# [What is needed]
Reproduce the entire listing word for word.

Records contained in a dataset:
· · · ·

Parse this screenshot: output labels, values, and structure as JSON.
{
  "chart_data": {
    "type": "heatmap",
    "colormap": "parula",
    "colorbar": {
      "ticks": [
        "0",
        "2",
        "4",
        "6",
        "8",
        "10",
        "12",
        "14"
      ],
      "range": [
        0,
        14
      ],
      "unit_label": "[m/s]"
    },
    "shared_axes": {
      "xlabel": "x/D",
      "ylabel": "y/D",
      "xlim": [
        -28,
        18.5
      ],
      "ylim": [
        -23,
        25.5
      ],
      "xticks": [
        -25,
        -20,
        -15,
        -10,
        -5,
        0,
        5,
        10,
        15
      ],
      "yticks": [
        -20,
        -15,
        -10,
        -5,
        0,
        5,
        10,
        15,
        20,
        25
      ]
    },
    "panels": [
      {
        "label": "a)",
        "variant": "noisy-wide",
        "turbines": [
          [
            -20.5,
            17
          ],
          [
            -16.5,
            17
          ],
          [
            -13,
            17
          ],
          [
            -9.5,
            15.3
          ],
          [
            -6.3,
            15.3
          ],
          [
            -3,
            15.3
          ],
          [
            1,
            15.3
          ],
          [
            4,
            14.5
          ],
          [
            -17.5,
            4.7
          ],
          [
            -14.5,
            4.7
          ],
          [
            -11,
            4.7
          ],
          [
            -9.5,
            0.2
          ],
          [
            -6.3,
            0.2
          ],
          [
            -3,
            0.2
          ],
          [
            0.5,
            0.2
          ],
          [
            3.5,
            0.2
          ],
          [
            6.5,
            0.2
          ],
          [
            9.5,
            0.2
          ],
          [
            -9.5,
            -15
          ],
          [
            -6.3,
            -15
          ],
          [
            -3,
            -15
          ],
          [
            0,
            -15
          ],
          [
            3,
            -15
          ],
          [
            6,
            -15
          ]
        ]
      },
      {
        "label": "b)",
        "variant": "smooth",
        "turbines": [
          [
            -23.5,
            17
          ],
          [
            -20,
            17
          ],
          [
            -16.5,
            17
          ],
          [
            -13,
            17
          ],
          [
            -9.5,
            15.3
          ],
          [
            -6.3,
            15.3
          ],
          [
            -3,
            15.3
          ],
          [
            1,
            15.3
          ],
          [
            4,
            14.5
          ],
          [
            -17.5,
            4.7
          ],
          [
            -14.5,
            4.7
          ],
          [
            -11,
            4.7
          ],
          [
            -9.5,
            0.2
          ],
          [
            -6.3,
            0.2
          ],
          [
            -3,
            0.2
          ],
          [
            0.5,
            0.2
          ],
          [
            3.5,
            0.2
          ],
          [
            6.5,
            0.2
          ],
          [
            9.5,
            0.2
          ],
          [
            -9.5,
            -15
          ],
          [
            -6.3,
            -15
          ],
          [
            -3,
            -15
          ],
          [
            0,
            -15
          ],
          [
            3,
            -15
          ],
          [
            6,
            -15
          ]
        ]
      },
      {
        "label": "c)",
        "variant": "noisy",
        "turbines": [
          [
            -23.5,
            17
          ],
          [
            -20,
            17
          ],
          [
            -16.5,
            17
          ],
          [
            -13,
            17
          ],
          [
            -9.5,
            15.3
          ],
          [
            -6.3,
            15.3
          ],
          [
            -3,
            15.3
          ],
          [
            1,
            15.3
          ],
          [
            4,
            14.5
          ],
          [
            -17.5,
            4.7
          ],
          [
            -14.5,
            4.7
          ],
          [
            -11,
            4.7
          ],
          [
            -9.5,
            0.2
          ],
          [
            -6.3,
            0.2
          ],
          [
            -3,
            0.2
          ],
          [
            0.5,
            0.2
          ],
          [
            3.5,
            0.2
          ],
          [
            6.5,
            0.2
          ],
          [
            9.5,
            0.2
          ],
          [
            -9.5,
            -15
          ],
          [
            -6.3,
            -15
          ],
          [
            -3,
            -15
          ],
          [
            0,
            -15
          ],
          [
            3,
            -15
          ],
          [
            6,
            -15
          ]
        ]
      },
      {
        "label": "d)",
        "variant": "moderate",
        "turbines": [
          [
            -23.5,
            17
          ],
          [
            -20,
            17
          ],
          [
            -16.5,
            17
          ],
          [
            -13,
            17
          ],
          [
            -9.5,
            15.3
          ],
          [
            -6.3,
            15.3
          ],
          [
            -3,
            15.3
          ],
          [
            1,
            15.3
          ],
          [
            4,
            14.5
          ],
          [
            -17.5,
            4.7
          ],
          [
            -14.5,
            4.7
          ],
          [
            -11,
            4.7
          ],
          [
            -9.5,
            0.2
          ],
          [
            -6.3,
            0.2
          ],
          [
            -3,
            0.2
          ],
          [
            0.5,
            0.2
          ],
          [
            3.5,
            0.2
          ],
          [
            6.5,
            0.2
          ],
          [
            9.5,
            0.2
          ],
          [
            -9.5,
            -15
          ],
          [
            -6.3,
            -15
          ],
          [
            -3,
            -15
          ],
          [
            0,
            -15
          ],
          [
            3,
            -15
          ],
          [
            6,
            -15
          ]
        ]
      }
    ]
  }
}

· · · ·

# [Answer in full]
Parse this screenshot: output labels, values, and structure as JSON.
{
  "chart_data": {
    "type": "heatmap",
    "colormap": "parula",
    "colorbar": {
      "ticks": [
        "0",
        "2",
        "4",
        "6",
        "8",
        "10",
        "12",
        "14"
      ],
      "range": [
        0,
        14
      ],
      "unit_label": "[m/s]"
    },
    "shared_axes": {
      "xlabel": "x/D",
      "ylabel": "y/D",
      "xlim": [
        -28,
        18.5
      ],
      "ylim": [
        -23,
        25.5
      ],
      "xticks": [
        -25,
        -20,
        -15,
        -10,
        -5,
        0,
        5,
        10,
        15
      ],
      "yticks": [
        -20,
        -15,
        -10,
        -5,
        0,
        5,
        10,
        15,
        20,
        25
      ]
    },
    "panels": [
      {
        "label": "a)",
        "variant": "noisy-wide",
        "turbines": [
          [
            -20.5,
            17
          ],
          [
            -16.5,
            17
          ],
          [
            -13,
            17
          ],
          [
            -9.5,
            15.3
          ],
          [
            -6.3,
            15.3
          ],
          [
            -3,
            15.3
          ],
          [
            1,
            15.3
          ],
          [
            4,
            14.5
          ],
          [
            -17.5,
            4.7
          ],
          [
            -14.5,
            4.7
          ],
          [
            -11,
            4.7
          ],
          [
            -9.5,
            0.2
          ],
          [
            -6.3,
            0.2
          ],
          [
            -3,
            0.2
          ],
          [
            0.5,
            0.2
          ],
          [
            3.5,
            0.2
          ],
          [
            6.5,
            0.2
          ],
          [
            9.5,
            0.2
          ],
          [
            -9.5,
            -15
          ],
          [
            -6.3,
            -15
          ],
          [
            -3,
            -15
          ],
          [
            0,
            -15
          ],
          [
            3,
            -15
          ],
          [
            6,
            -15
          ]
        ]
      },
      {
        "label": "b)",
        "variant": "smooth",
        "turbines": [
          [
            -23.5,
            17
          ],
          [
            -20,
            17
          ],
          [
            -16.5,
            17
          ],
          [
            -13,
            17
          ],
          [
            -9.5,
            15.3
          ],
          [
            -6.3,
            15.3
          ],
          [
            -3,
            15.3
          ],
          [
            1,
            15.3
          ],
          [
            4,
            14.5
          ],
          [
            -17.5,
            4.7
          ],
          [
            -14.5,
            4.7
          ],
          [
            -11,
            4.7
          ],
          [
            -9.5,
            0.2
          ],
          [
            -6.3,
            0.2
          ],
          [
            -3,
            0.2
          ],
          [
            0.5,
            0.2
          ],
          [
            3.5,
            0.2
          ],
          [
            6.5,
            0.2
          ],
          [
            9.5,
            0.2
          ],
          [
            -9.5,
            -15
          ],
          [
            -6.3,
            -15
          ],
          [
            -3,
            -15
          ],
          [
            0,
            -15
          ],
          [
            3,
            -15
          ],
          [
            6,
            -15
          ]
        ]
      },
      {
        "label": "c)",
        "variant": "noisy",
        "turbines": [
          [
            -23.5,
            17
          ],
          [
            -20,
            17
          ],
          [
            -16.5,
            17
          ],
          [
            -13,
            17
          ],
          [
            -9.5,
            15.3
          ],
          [
            -6.3,
            15.3
          ],
          [
            -3,
            15.3
          ],
          [
            1,
            15.3
          ],
          [
            4,
            14.5
          ],
          [
            -17.5,
            4.7
          ],
          [
            -14.5,
            4.7
          ],
          [
            -11,
            4.7
          ],
          [
            -9.5,
            0.2
          ],
          [
            -6.3,
            0.2
          ],
          [
            -3,
            0.2
          ],
          [
            0.5,
            0.2
          ],
          [
            3.5,
            0.2
          ],
          [
            6.5,
            0.2
          ],
          [
            9.5,
            0.2
          ],
          [
            -9.5,
            -15
          ],
          [
            -6.3,
            -15
          ],
          [
            -3,
            -15
          ],
          [
            0,
            -15
          ],
          [
            3,
            -15
          ],
          [
            6,
            -15
          ]
        ]
      },
      {
        "label": "d)",
        "variant": "moderate",
        "turbines": [
          [
            -23.5,
            17
          ],
          [
            -20,
            17
          ],
          [
            -16.5,
            17
          ],
          [
            -13,
            17
          ],
          [
            -9.5,
            15.3
          ],
          [
            -6.3,
            15.3
          ],
          [
            -3,
            15.3
          ],
          [
            1,
            15.3
          ],
          [
            4,
            14.5
          ],
          [
            -17.5,
            4.7
          ],
          [
            -14.5,
            4.7
          ],
          [
            -11,
            4.7
          ],
          [
            -9.5,
            0.2
          ],
          [
            -6.3,
            0.2
          ],
          [
            -3,
            0.2
          ],
          [
            0.5,
            0.2
          ],
          [
            3.5,
            0.2
          ],
          [
            6.5,
            0.2
          ],
          [
            9.5,
            0.2
          ],
          [
            -9.5,
            -15
          ],
          [
            -6.3,
            -15
          ],
          [
            -3,
            -15
          ],
          [
            0,
            -15
          ],
          [
            3,
            -15
          ],
          [
            6,
            -15
          ]
        ]
      }
    ]
  }
}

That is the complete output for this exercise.